= Set problem =
Report how many lines in the records below contain the word "Rihanna". Give only the number.
::::::::::
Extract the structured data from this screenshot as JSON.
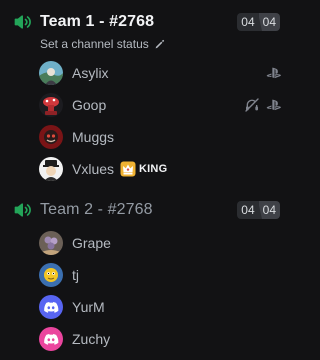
{
  "channels": [
    {
      "name": "Team 1 - #2768",
      "state": "active",
      "status_text": "Set a channel status",
      "user_count": "04",
      "user_limit": "04",
      "members": [
        {
          "name": "Asylix",
          "avatar": "asylix-avatar",
          "platform_icons": [
            "playstation-icon"
          ]
        },
        {
          "name": "Goop",
          "avatar": "goop-avatar",
          "platform_icons": [
            "deafened-icon",
            "playstation-icon"
          ]
        },
        {
          "name": "Muggs",
          "avatar": "muggs-avatar",
          "platform_icons": []
        },
        {
          "name": "Vxlues",
          "avatar": "vxlues-avatar",
          "platform_icons": [],
          "role_tag": "KING",
          "role_color": "#f0b232"
        }
      ]
    },
    {
      "name": "Team 2 - #2768",
      "state": "inactive",
      "user_count": "04",
      "user_limit": "04",
      "members": [
        {
          "name": "Grape",
          "avatar": "grape-avatar",
          "platform_icons": []
        },
        {
          "name": "tj",
          "avatar": "tj-avatar",
          "platform_icons": []
        },
        {
          "name": "YurM",
          "avatar": "discord-default-blurple-avatar",
          "platform_icons": []
        },
        {
          "name": "Zuchy",
          "avatar": "discord-default-pink-avatar",
          "platform_icons": []
        }
      ]
    }
  ],
  "colors": {
    "background": "#121214",
    "active_channel_text": "#f2f3f5",
    "inactive_channel_text": "#949ba4",
    "voice_icon": "#23a559",
    "username_text": "#b5bac1",
    "default_avatar_blurple": "#5865f2",
    "default_avatar_pink": "#eb459e"
  }
}
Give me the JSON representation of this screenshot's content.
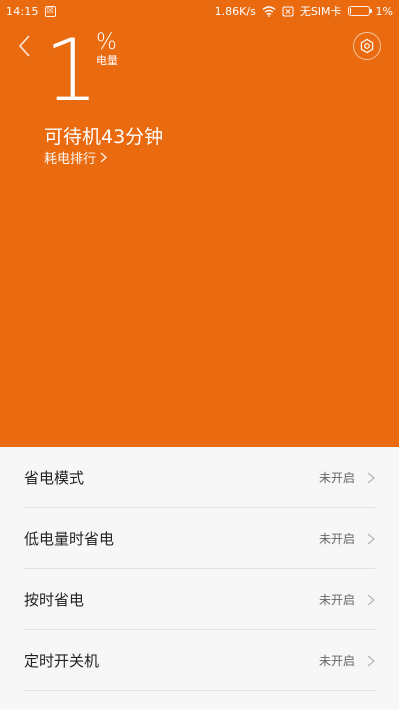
{
  "status_bar": {
    "time": "14:15",
    "notif_glyph": "☒",
    "net_speed": "1.86K/s",
    "sim_status": "无SIM卡",
    "battery_text": "1%",
    "battery_level": 0.01
  },
  "header": {
    "big_level": "1",
    "percent_sign": "%",
    "percent_label": "电量",
    "standby": "可待机43分钟",
    "rank_link": "耗电排行"
  },
  "list": {
    "items": [
      {
        "label": "省电模式",
        "value": "未开启"
      },
      {
        "label": "低电量时省电",
        "value": "未开启"
      },
      {
        "label": "按时省电",
        "value": "未开启"
      },
      {
        "label": "定时开关机",
        "value": "未开启"
      }
    ]
  },
  "colors": {
    "accent": "#ea6a0f",
    "background": "#f7f7f7"
  },
  "icons": {
    "back": "chevron-left-icon",
    "settings": "gear-icon",
    "row": "chevron-right-icon"
  }
}
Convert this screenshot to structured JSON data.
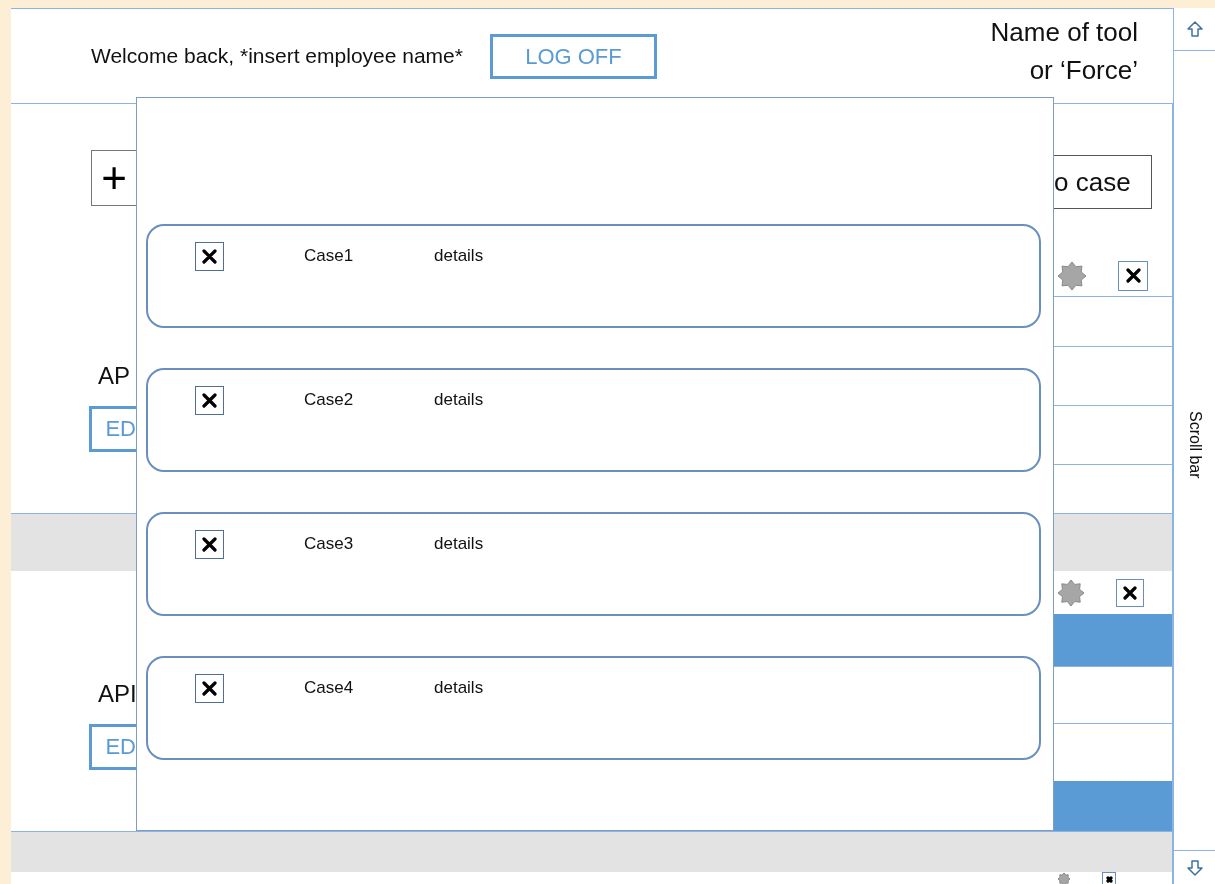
{
  "header": {
    "welcome": "Welcome back,  *insert employee name*",
    "logoff": "LOG OFF",
    "title_lines": [
      "Name of tool",
      "or ‘Force’"
    ]
  },
  "sections": [
    {
      "kind": "actions",
      "plus": "+",
      "button": "o case"
    },
    {
      "kind": "record",
      "label": "AP",
      "button": "ED",
      "rows": [
        {
          "selected": false
        },
        {
          "selected": false
        },
        {
          "selected": false
        },
        {
          "selected": false
        }
      ]
    },
    {
      "kind": "band"
    },
    {
      "kind": "tools"
    },
    {
      "kind": "record",
      "label": "API",
      "button": "ED",
      "rows": [
        {
          "selected": true
        },
        {
          "selected": false
        },
        {
          "selected": false
        },
        {
          "selected": true
        }
      ]
    },
    {
      "kind": "band"
    },
    {
      "kind": "tools"
    }
  ],
  "scrollbar": {
    "label": "Scroll bar"
  },
  "dialog": {
    "cases": [
      {
        "name": "Case1",
        "details": "details"
      },
      {
        "name": "Case2",
        "details": "details"
      },
      {
        "name": "Case3",
        "details": "details"
      },
      {
        "name": "Case4",
        "details": "details"
      }
    ]
  }
}
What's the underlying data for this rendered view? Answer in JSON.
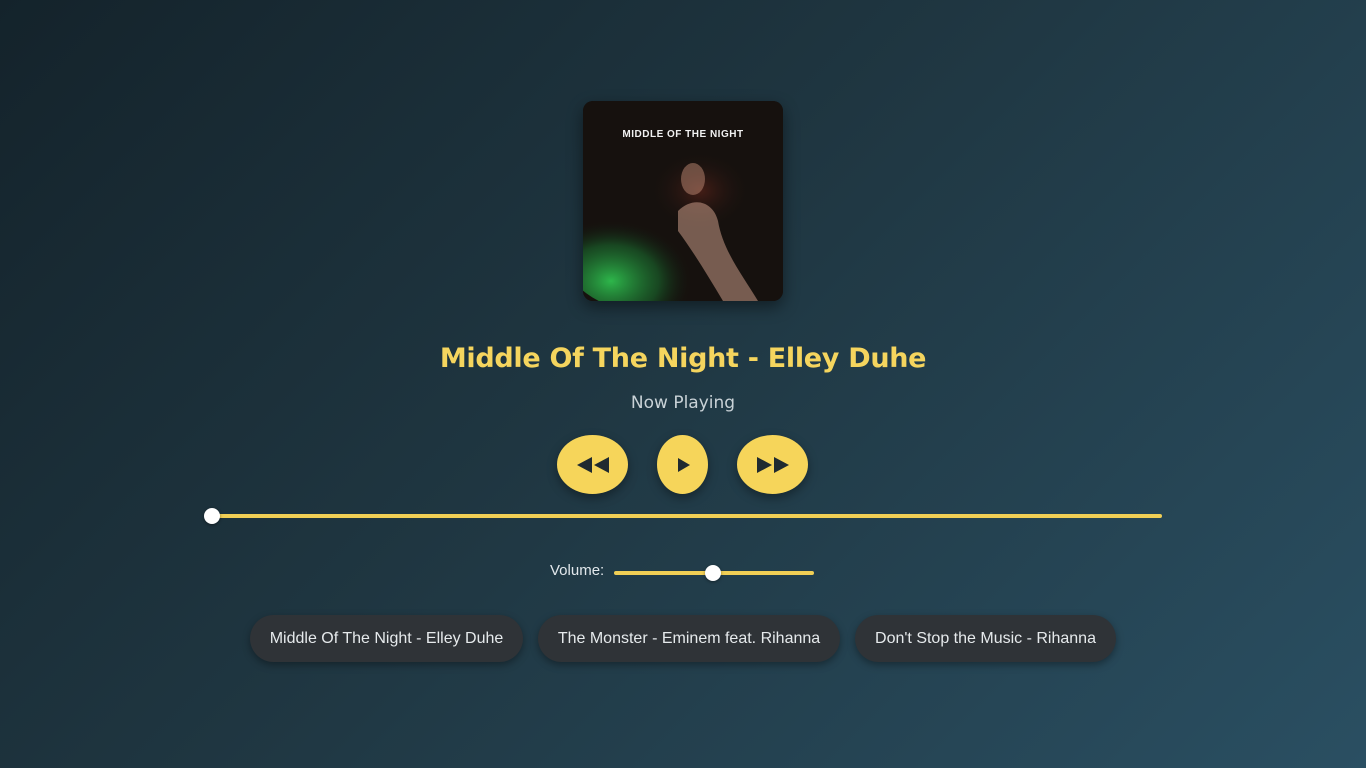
{
  "player": {
    "album_art_text": "MIDDLE OF THE NIGHT",
    "song_title": "Middle Of The Night - Elley Duhe",
    "status": "Now Playing",
    "progress": 0.0,
    "controls": {
      "prev_icon": "rewind-icon",
      "play_icon": "play-icon",
      "next_icon": "fast-forward-icon"
    },
    "volume": {
      "label": "Volume:",
      "value": 0.5
    }
  },
  "playlist": [
    {
      "label": "Middle Of The Night - Elley Duhe"
    },
    {
      "label": "The Monster - Eminem feat. Rihanna"
    },
    {
      "label": "Don't Stop the Music - Rihanna"
    }
  ],
  "colors": {
    "accent": "#f6d55a",
    "title": "#f5d55e",
    "background_start": "#14232b",
    "background_end": "#2a4f62",
    "pill": "#2f3337"
  }
}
::::::::::
= Final result =
2